▶ [JOB] Where does the string "kierunkiem" appear? Copy every line of the entries below that holds it.

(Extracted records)
▽

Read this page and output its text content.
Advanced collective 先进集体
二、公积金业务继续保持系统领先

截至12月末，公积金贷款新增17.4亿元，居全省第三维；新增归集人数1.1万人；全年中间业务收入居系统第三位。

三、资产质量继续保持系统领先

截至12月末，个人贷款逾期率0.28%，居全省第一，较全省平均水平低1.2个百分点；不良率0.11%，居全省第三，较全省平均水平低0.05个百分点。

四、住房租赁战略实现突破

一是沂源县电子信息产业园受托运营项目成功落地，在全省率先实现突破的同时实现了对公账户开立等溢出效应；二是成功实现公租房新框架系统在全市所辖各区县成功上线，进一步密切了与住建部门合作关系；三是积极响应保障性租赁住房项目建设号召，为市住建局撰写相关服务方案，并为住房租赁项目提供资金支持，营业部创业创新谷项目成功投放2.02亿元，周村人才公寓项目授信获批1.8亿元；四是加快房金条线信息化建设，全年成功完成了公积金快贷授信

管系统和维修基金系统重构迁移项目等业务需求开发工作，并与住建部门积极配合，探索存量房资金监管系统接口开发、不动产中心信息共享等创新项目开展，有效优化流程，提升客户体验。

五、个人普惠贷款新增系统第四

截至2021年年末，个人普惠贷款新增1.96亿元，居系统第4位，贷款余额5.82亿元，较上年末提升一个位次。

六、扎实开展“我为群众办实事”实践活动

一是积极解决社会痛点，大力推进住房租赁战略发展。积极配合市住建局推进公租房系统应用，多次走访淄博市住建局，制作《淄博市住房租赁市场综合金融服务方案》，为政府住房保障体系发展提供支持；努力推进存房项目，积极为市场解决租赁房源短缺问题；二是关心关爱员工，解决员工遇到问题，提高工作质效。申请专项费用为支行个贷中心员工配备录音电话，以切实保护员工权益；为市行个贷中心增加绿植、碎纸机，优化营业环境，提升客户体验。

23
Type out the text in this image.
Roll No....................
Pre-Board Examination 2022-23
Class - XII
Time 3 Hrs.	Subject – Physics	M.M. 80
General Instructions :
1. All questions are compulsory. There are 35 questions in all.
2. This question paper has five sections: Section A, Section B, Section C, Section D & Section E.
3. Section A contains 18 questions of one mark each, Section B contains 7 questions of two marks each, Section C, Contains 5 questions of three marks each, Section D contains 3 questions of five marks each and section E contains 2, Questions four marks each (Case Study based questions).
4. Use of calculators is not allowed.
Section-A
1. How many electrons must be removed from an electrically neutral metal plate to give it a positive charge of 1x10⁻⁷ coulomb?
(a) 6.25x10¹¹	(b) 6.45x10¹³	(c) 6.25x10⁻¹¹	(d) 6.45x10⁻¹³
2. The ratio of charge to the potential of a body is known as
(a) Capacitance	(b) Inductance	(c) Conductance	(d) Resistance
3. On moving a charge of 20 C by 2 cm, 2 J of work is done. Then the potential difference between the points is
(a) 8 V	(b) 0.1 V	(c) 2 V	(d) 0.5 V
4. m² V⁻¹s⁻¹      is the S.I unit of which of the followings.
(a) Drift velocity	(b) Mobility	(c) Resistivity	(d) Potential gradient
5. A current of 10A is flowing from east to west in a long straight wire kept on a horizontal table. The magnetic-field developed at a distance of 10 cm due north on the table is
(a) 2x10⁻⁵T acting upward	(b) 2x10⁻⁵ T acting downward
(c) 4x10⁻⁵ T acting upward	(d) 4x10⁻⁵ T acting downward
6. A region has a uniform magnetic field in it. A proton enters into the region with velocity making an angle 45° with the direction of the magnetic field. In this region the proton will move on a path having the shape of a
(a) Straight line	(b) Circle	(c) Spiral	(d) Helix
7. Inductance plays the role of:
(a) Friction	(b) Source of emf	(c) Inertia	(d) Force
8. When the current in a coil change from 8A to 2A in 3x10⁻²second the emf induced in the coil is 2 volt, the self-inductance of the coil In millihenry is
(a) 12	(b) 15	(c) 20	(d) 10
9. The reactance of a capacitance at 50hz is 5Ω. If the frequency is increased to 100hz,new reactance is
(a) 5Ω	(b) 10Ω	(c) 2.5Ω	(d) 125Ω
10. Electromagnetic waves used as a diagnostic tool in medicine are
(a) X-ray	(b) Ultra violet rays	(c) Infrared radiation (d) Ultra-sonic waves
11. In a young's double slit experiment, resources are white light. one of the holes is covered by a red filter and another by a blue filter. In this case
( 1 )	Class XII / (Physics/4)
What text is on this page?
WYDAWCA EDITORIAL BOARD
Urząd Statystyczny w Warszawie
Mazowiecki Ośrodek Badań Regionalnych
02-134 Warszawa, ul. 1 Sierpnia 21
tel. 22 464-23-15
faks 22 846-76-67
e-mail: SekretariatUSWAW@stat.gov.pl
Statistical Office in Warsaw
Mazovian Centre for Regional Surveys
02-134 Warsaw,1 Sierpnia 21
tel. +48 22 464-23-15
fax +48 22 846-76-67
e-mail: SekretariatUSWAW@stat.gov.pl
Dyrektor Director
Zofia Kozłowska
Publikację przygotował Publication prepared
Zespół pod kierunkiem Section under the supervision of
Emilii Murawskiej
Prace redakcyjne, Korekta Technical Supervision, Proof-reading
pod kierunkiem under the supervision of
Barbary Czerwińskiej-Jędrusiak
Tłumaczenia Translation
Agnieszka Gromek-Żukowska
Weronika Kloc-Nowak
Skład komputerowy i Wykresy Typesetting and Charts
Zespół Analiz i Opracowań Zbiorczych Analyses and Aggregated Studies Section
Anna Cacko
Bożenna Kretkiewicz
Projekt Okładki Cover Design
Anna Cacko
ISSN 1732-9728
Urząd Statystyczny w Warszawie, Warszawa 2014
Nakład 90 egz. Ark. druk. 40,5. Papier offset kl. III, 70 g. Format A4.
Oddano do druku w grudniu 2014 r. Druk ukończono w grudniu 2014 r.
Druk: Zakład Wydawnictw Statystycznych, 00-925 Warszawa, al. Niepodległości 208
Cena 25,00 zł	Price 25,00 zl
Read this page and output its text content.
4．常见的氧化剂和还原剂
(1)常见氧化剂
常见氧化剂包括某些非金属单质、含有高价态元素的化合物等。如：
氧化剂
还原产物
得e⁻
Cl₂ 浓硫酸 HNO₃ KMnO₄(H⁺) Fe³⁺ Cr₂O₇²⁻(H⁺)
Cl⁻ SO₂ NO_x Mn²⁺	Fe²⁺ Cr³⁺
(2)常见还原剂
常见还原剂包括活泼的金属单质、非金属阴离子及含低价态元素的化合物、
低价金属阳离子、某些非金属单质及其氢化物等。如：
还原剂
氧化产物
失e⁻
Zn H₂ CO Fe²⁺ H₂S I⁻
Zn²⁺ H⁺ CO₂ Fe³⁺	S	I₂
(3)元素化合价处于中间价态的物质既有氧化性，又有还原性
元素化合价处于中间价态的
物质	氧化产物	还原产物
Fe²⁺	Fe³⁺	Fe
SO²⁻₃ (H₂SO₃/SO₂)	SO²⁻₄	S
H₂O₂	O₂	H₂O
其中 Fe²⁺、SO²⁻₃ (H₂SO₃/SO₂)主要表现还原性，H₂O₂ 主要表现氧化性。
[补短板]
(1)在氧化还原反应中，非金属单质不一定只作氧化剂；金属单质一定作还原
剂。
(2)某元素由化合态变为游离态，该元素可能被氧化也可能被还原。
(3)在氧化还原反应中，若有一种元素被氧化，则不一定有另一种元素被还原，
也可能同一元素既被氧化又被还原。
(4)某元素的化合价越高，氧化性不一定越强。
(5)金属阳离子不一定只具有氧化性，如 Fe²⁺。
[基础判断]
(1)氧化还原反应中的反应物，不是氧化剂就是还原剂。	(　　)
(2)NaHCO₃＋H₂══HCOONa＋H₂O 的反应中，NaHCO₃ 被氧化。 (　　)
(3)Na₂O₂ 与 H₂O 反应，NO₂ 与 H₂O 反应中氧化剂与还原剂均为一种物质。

△

▶ [CORRECT RESULT]
Zespół pod kierunkiem Section under the supervision of
pod kierunkiem under the supervision of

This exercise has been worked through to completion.